[Collected data]
▬▬▬▬▬▬▬▬▬▬

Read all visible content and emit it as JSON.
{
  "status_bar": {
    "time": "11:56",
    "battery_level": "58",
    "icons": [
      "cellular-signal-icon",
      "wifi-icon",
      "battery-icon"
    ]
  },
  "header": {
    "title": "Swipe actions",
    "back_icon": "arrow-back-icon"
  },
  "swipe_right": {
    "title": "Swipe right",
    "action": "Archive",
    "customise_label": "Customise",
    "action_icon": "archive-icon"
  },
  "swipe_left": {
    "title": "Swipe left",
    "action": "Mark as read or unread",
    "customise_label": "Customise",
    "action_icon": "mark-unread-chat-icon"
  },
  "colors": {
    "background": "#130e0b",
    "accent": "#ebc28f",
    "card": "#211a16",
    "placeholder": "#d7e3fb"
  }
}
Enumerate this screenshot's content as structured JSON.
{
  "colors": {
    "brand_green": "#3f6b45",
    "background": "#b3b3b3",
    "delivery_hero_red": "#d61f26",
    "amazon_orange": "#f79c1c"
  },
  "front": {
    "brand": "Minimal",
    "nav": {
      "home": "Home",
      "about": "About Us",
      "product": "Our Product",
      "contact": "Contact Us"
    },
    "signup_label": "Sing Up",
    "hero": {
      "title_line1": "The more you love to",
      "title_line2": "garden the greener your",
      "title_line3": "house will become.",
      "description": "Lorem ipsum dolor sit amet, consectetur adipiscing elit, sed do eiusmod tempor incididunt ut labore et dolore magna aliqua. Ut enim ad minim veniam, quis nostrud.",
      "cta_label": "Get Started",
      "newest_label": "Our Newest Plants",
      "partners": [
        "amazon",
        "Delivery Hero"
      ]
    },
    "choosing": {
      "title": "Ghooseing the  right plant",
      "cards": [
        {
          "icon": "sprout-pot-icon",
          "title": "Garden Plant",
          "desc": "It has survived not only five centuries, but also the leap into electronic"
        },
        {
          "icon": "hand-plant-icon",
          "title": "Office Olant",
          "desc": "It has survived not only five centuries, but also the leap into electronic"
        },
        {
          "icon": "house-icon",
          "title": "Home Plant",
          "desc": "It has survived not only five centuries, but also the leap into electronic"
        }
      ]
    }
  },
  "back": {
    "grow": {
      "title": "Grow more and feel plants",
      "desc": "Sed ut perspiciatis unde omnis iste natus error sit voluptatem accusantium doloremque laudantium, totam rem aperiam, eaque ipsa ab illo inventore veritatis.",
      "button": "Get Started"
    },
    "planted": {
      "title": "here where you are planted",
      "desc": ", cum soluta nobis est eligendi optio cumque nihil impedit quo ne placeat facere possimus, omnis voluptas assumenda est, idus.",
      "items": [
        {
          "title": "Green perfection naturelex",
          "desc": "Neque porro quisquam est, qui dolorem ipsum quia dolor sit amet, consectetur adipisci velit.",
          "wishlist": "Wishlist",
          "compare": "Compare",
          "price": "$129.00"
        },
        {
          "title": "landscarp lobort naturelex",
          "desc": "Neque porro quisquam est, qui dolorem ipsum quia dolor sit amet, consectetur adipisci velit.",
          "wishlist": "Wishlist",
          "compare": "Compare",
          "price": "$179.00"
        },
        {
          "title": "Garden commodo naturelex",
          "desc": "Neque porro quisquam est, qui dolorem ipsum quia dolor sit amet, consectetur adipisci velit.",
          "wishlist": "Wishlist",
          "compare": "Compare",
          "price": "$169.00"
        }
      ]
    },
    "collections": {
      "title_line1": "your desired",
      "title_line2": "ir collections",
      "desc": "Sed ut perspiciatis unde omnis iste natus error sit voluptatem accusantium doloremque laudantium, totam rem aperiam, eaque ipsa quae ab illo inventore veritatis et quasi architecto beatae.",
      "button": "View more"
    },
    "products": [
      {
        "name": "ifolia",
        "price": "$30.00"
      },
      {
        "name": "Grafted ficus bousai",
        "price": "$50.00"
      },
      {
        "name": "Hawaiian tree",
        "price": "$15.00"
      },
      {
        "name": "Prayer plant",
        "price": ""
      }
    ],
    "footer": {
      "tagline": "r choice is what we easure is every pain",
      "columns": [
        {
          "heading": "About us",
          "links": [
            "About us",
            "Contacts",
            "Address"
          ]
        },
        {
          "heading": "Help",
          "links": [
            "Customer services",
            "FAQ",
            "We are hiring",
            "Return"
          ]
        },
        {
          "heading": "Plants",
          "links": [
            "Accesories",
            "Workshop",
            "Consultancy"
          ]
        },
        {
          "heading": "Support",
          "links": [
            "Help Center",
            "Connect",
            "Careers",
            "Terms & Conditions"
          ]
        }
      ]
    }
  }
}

▬▬▬▬▬▬▬▬▬▬

DESCRIPTION OF THE TASK:
Extract each line of the material exactly as it stands.

SOLUTION TO THIS PROBLEM:
Read all visible content and emit it as JSON.
{
  "status_bar": {
    "time": "11:56",
    "battery_level": "58",
    "icons": [
      "cellular-signal-icon",
      "wifi-icon",
      "battery-icon"
    ]
  },
  "header": {
    "title": "Swipe actions",
    "back_icon": "arrow-back-icon"
  },
  "swipe_right": {
    "title": "Swipe right",
    "action": "Archive",
    "customise_label": "Customise",
    "action_icon": "archive-icon"
  },
  "swipe_left": {
    "title": "Swipe left",
    "action": "Mark as read or unread",
    "customise_label": "Customise",
    "action_icon": "mark-unread-chat-icon"
  },
  "colors": {
    "background": "#130e0b",
    "accent": "#ebc28f",
    "card": "#211a16",
    "placeholder": "#d7e3fb"
  }
}
Enumerate this screenshot's content as structured JSON.
{
  "colors": {
    "brand_green": "#3f6b45",
    "background": "#b3b3b3",
    "delivery_hero_red": "#d61f26",
    "amazon_orange": "#f79c1c"
  },
  "front": {
    "brand": "Minimal",
    "nav": {
      "home": "Home",
      "about": "About Us",
      "product": "Our Product",
      "contact": "Contact Us"
    },
    "signup_label": "Sing Up",
    "hero": {
      "title_line1": "The more you love to",
      "title_line2": "garden the greener your",
      "title_line3": "house will become.",
      "description": "Lorem ipsum dolor sit amet, consectetur adipiscing elit, sed do eiusmod tempor incididunt ut labore et dolore magna aliqua. Ut enim ad minim veniam, quis nostrud.",
      "cta_label": "Get Started",
      "newest_label": "Our Newest Plants",
      "partners": [
        "amazon",
        "Delivery Hero"
      ]
    },
    "choosing": {
      "title": "Ghooseing the  right plant",
      "cards": [
        {
          "icon": "sprout-pot-icon",
          "title": "Garden Plant",
          "desc": "It has survived not only five centuries, but also the leap into electronic"
        },
        {
          "icon": "hand-plant-icon",
          "title": "Office Olant",
          "desc": "It has survived not only five centuries, but also the leap into electronic"
        },
        {
          "icon": "house-icon",
          "title": "Home Plant",
          "desc": "It has survived not only five centuries, but also the leap into electronic"
        }
      ]
    }
  },
  "back": {
    "grow": {
      "title": "Grow more and feel plants",
      "desc": "Sed ut perspiciatis unde omnis iste natus error sit voluptatem accusantium doloremque laudantium, totam rem aperiam, eaque ipsa ab illo inventore veritatis.",
      "button": "Get Started"
    },
    "planted": {
      "title": "here where you are planted",
      "desc": ", cum soluta nobis est eligendi optio cumque nihil impedit quo ne placeat facere possimus, omnis voluptas assumenda est, idus.",
      "items": [
        {
          "title": "Green perfection naturelex",
          "desc": "Neque porro quisquam est, qui dolorem ipsum quia dolor sit amet, consectetur adipisci velit.",
          "wishlist": "Wishlist",
          "compare": "Compare",
          "price": "$129.00"
        },
        {
          "title": "landscarp lobort naturelex",
          "desc": "Neque porro quisquam est, qui dolorem ipsum quia dolor sit amet, consectetur adipisci velit.",
          "wishlist": "Wishlist",
          "compare": "Compare",
          "price": "$179.00"
        },
        {
          "title": "Garden commodo naturelex",
          "desc": "Neque porro quisquam est, qui dolorem ipsum quia dolor sit amet, consectetur adipisci velit.",
          "wishlist": "Wishlist",
          "compare": "Compare",
          "price": "$169.00"
        }
      ]
    },
    "collections": {
      "title_line1": "your desired",
      "title_line2": "ir collections",
      "desc": "Sed ut perspiciatis unde omnis iste natus error sit voluptatem accusantium doloremque laudantium, totam rem aperiam, eaque ipsa quae ab illo inventore veritatis et quasi architecto beatae.",
      "button": "View more"
    },
    "products": [
      {
        "name": "ifolia",
        "price": "$30.00"
      },
      {
        "name": "Grafted ficus bousai",
        "price": "$50.00"
      },
      {
        "name": "Hawaiian tree",
        "price": "$15.00"
      },
      {
        "name": "Prayer plant",
        "price": ""
      }
    ],
    "footer": {
      "tagline": "r choice is what we easure is every pain",
      "columns": [
        {
          "heading": "About us",
          "links": [
            "About us",
            "Contacts",
            "Address"
          ]
        },
        {
          "heading": "Help",
          "links": [
            "Customer services",
            "FAQ",
            "We are hiring",
            "Return"
          ]
        },
        {
          "heading": "Plants",
          "links": [
            "Accesories",
            "Workshop",
            "Consultancy"
          ]
        },
        {
          "heading": "Support",
          "links": [
            "Help Center",
            "Connect",
            "Careers",
            "Terms & Conditions"
          ]
        }
      ]
    }
  }
}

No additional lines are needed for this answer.